* Begin DATA SHOWN *

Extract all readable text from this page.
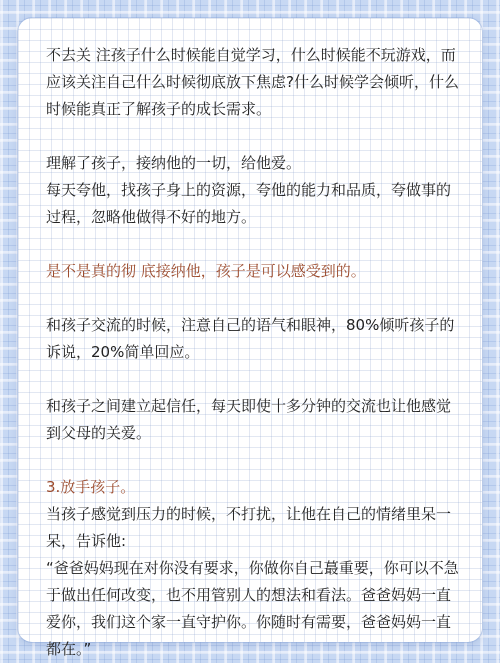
不去关 注孩子什么时候能自觉学习，什么时候能不玩游戏，而应该关注自己什么时候彻底放下焦虑?什么时候学会倾听，什么时候能真正了解孩子的成长需求。

理解了孩子，接纳他的一切，给他爱。

每天夸他，找孩子身上的资源，夸他的能力和品质，夸做事的过程，忽略他做得不好的地方。

是不是真的彻 底接纳他，孩子是可以感受到的。

和孩子交流的时候，注意自己的语气和眼神，80%倾听孩子的诉说，20%简单回应。

和孩子之间建立起信任，每天即使十多分钟的交流也让他感觉到父母的关爱。

3.放手孩子。

当孩子感觉到压力的时候，不打扰，让他在自己的情绪里呆一呆，告诉他:

“爸爸妈妈现在对你没有要求，你做你自己蕞重要，你可以不急于做出任何改变，也不用管别人的想法和看法。爸爸妈妈一直爱你，我们这个家一直守护你。你随时有需要，爸爸妈妈一直都在。”
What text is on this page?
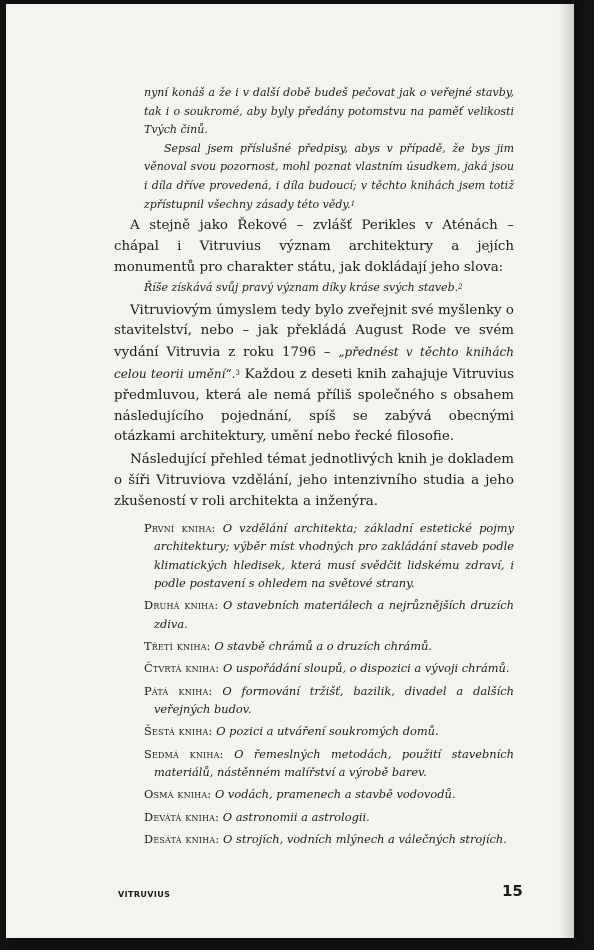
nyní konáš a že i v další době budeš pečovat jak o veřejné stavby, tak i o soukromé, aby byly předány potomstvu na paměť velikosti Tvých činů.

Sepsal jsem příslušné předpisy, abys v případě, že bys jim věnoval svou pozornost, mohl poznat vlastním úsudkem, jaká jsou i díla dříve provedená, i díla budoucí; v těchto knihách jsem totiž zpřístupnil všechny zásady této vědy.$^1$

A stejně jako Řekové – zvlášť Perikles v Aténách – chápal i Vitruvius význam architektury a jejích monumentů pro charakter státu, jak dokládají jeho slova:

Říše získává svůj pravý význam díky kráse svých staveb.$^2$

Vitruviovým úmyslem tedy bylo zveřejnit své myšlenky o stavitelství, nebo – jak překládá August Rode ve svém vydání Vitruvia z roku 1796 – „přednést v těchto knihách celou teorii umění“.$^3$ Každou z deseti knih zahajuje Vitruvius předmluvou, která ale nemá příliš společného s obsahem následujícího pojednání, spíš se zabývá obecnými otázkami architektury, umění nebo řecké filosofie.

Následující přehled témat jednotlivých knih je dokladem o šíři Vitruviova vzdělání, jeho intenzivního studia a jeho zkušeností v roli architekta a inženýra.

První kniha: O vzdělání architekta; základní estetické pojmy architektury; výběr míst vhodných pro zakládání staveb podle klimatických hledisek, která musí svědčit lidskému zdraví, i podle postavení s ohledem na světové strany.
Druhá kniha: O stavebních materiálech a nejrůznějších druzích zdiva.
Třetí kniha: O stavbě chrámů a o druzích chrámů.
Čtvrtá kniha: O uspořádání sloupů, o dispozici a vývoji chrámů.
Pátá kniha: O formování tržišť, bazilik, divadel a dalších veřejných budov.
Šestá kniha: O pozici a utváření soukromých domů.
Sedmá kniha: O řemeslných metodách, použití stavebních materiálů, nástěnném malířství a výrobě barev.
Osmá kniha: O vodách, pramenech a stavbě vodovodů.
Devátá kniha: O astronomii a astrologii.
Desátá kniha: O strojích, vodních mlýnech a válečných strojích.
VITRUVIUS	15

* End DATA SHOWN *

- [THE EXERCISE]: Write out the entries above word for word. Do not include the pictures.

- [THE ANSWER]:
Extract all readable text from this page.
不去关 注孩子什么时候能自觉学习，什么时候能不玩游戏，而应该关注自己什么时候彻底放下焦虑?什么时候学会倾听，什么时候能真正了解孩子的成长需求。

理解了孩子，接纳他的一切，给他爱。

每天夸他，找孩子身上的资源，夸他的能力和品质，夸做事的过程，忽略他做得不好的地方。

是不是真的彻 底接纳他，孩子是可以感受到的。

和孩子交流的时候，注意自己的语气和眼神，80%倾听孩子的诉说，20%简单回应。

和孩子之间建立起信任，每天即使十多分钟的交流也让他感觉到父母的关爱。

3.放手孩子。

当孩子感觉到压力的时候，不打扰，让他在自己的情绪里呆一呆，告诉他:

“爸爸妈妈现在对你没有要求，你做你自己蕞重要，你可以不急于做出任何改变，也不用管别人的想法和看法。爸爸妈妈一直爱你，我们这个家一直守护你。你随时有需要，爸爸妈妈一直都在。”
What text is on this page?
nyní konáš a že i v další době budeš pečovat jak o veřejné stavby, tak i o soukromé, aby byly předány potomstvu na paměť velikosti Tvých činů.

Sepsal jsem příslušné předpisy, abys v případě, že bys jim věnoval svou pozornost, mohl poznat vlastním úsudkem, jaká jsou i díla dříve provedená, i díla budoucí; v těchto knihách jsem totiž zpřístupnil všechny zásady této vědy.$^1$

A stejně jako Řekové – zvlášť Perikles v Aténách – chápal i Vitruvius význam architektury a jejích monumentů pro charakter státu, jak dokládají jeho slova:

Říše získává svůj pravý význam díky kráse svých staveb.$^2$

Vitruviovým úmyslem tedy bylo zveřejnit své myšlenky o stavitelství, nebo – jak překládá August Rode ve svém vydání Vitruvia z roku 1796 – „přednést v těchto knihách celou teorii umění“.$^3$ Každou z deseti knih zahajuje Vitruvius předmluvou, která ale nemá příliš společného s obsahem následujícího pojednání, spíš se zabývá obecnými otázkami architektury, umění nebo řecké filosofie.

Následující přehled témat jednotlivých knih je dokladem o šíři Vitruviova vzdělání, jeho intenzivního studia a jeho zkušeností v roli architekta a inženýra.

První kniha: O vzdělání architekta; základní estetické pojmy architektury; výběr míst vhodných pro zakládání staveb podle klimatických hledisek, která musí svědčit lidskému zdraví, i podle postavení s ohledem na světové strany.
Druhá kniha: O stavebních materiálech a nejrůznějších druzích zdiva.
Třetí kniha: O stavbě chrámů a o druzích chrámů.
Čtvrtá kniha: O uspořádání sloupů, o dispozici a vývoji chrámů.
Pátá kniha: O formování tržišť, bazilik, divadel a dalších veřejných budov.
Šestá kniha: O pozici a utváření soukromých domů.
Sedmá kniha: O řemeslných metodách, použití stavebních materiálů, nástěnném malířství a výrobě barev.
Osmá kniha: O vodách, pramenech a stavbě vodovodů.
Devátá kniha: O astronomii a astrologii.
Desátá kniha: O strojích, vodních mlýnech a válečných strojích.
VITRUVIUS	15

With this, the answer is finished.